**What you will do**
Set down the material below word for word, excluding the pictures.

----- Information provided -----

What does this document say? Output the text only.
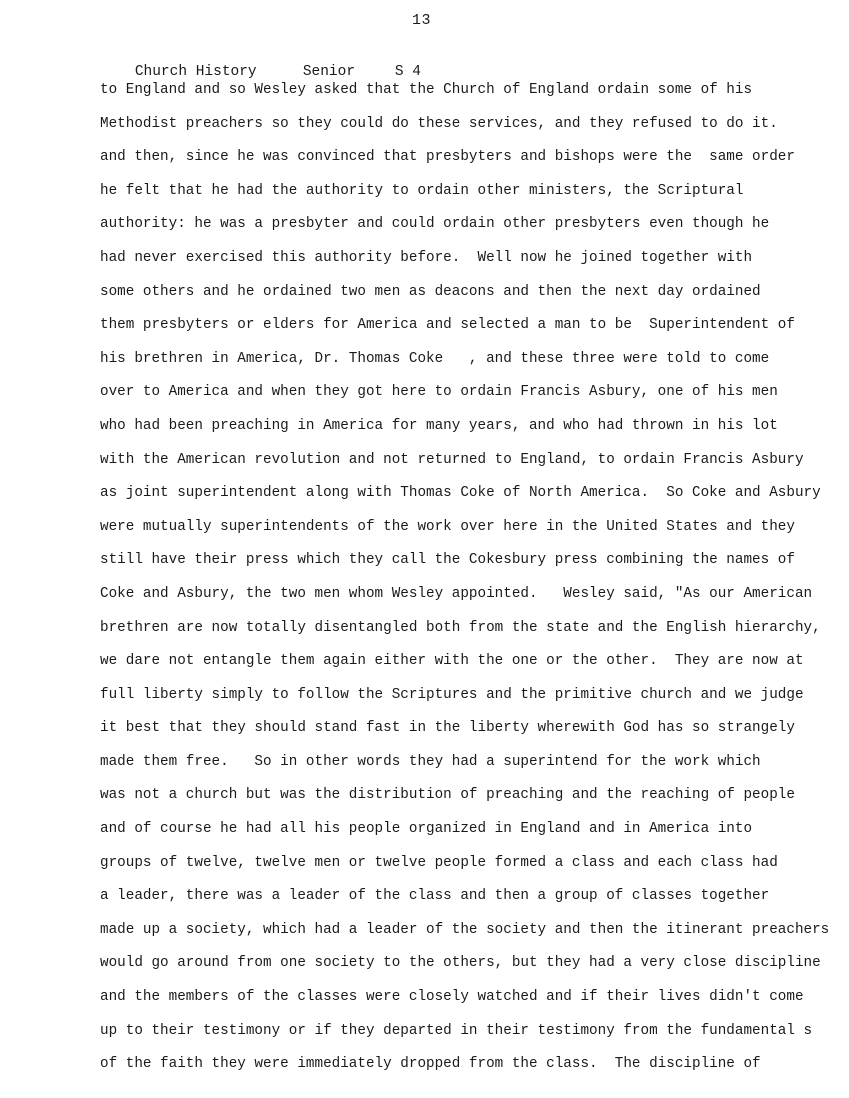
13

Church History	Senior	S 4

to England and so Wesley asked that the Church of England ordain some of his
Methodist preachers so they could do these services, and they refused to do it.
and then, since he was convinced that presbyters and bishops were the  same order
he felt that he had the authority to ordain other ministers, the Scriptural
authority: he was a presbyter and could ordain other presbyters even though he
had never exercised this authority before.  Well now he joined together with
some others and he ordained two men as deacons and then the next day ordained
them presbyters or elders for America and selected a man to be  Superintendent of
his brethren in America, Dr. Thomas Coke   , and these three were told to come
over to America and when they got here to ordain Francis Asbury, one of his men
who had been preaching in America for many years, and who had thrown in his lot
with the American revolution and not returned to England, to ordain Francis Asbury
as joint superintendent along with Thomas Coke of North America.  So Coke and Asbury
were mutually superintendents of the work over here in the United States and they
still have their press which they call the Cokesbury press combining the names of
Coke and Asbury, the two men whom Wesley appointed.   Wesley said, "As our American
brethren are now totally disentangled both from the state and the English hierarchy,
we dare not entangle them again either with the one or the other.  They are now at
full liberty simply to follow the Scriptures and the primitive church and we judge
it best that they should stand fast in the liberty wherewith God has so strangely
made them free.   So in other words they had a superintend for the work which
was not a church but was the distribution of preaching and the reaching of people
and of course he had all his people organized in England and in America into
groups of twelve, twelve men or twelve people formed a class and each class had
a leader, there was a leader of the class and then a group of classes together
made up a society, which had a leader of the society and then the itinerant preachers
would go around from one society to the others, but they had a very close discipline
and the members of the classes were closely watched and if their lives didn't come
up to their testimony or if they departed in their testimony from the fundamental s
of the faith they were immediately dropped from the class.  The discipline of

-----

**Exercise solution**
What does this document say? Output the text only.
13

Church History	Senior	S 4

to England and so Wesley asked that the Church of England ordain some of his
Methodist preachers so they could do these services, and they refused to do it.
and then, since he was convinced that presbyters and bishops were the  same order
he felt that he had the authority to ordain other ministers, the Scriptural
authority: he was a presbyter and could ordain other presbyters even though he
had never exercised this authority before.  Well now he joined together with
some others and he ordained two men as deacons and then the next day ordained
them presbyters or elders for America and selected a man to be  Superintendent of
his brethren in America, Dr. Thomas Coke   , and these three were told to come
over to America and when they got here to ordain Francis Asbury, one of his men
who had been preaching in America for many years, and who had thrown in his lot
with the American revolution and not returned to England, to ordain Francis Asbury
as joint superintendent along with Thomas Coke of North America.  So Coke and Asbury
were mutually superintendents of the work over here in the United States and they
still have their press which they call the Cokesbury press combining the names of
Coke and Asbury, the two men whom Wesley appointed.   Wesley said, "As our American
brethren are now totally disentangled both from the state and the English hierarchy,
we dare not entangle them again either with the one or the other.  They are now at
full liberty simply to follow the Scriptures and the primitive church and we judge
it best that they should stand fast in the liberty wherewith God has so strangely
made them free.   So in other words they had a superintend for the work which
was not a church but was the distribution of preaching and the reaching of people
and of course he had all his people organized in England and in America into
groups of twelve, twelve men or twelve people formed a class and each class had
a leader, there was a leader of the class and then a group of classes together
made up a society, which had a leader of the society and then the itinerant preachers
would go around from one society to the others, but they had a very close discipline
and the members of the classes were closely watched and if their lives didn't come
up to their testimony or if they departed in their testimony from the fundamental s
of the faith they were immediately dropped from the class.  The discipline of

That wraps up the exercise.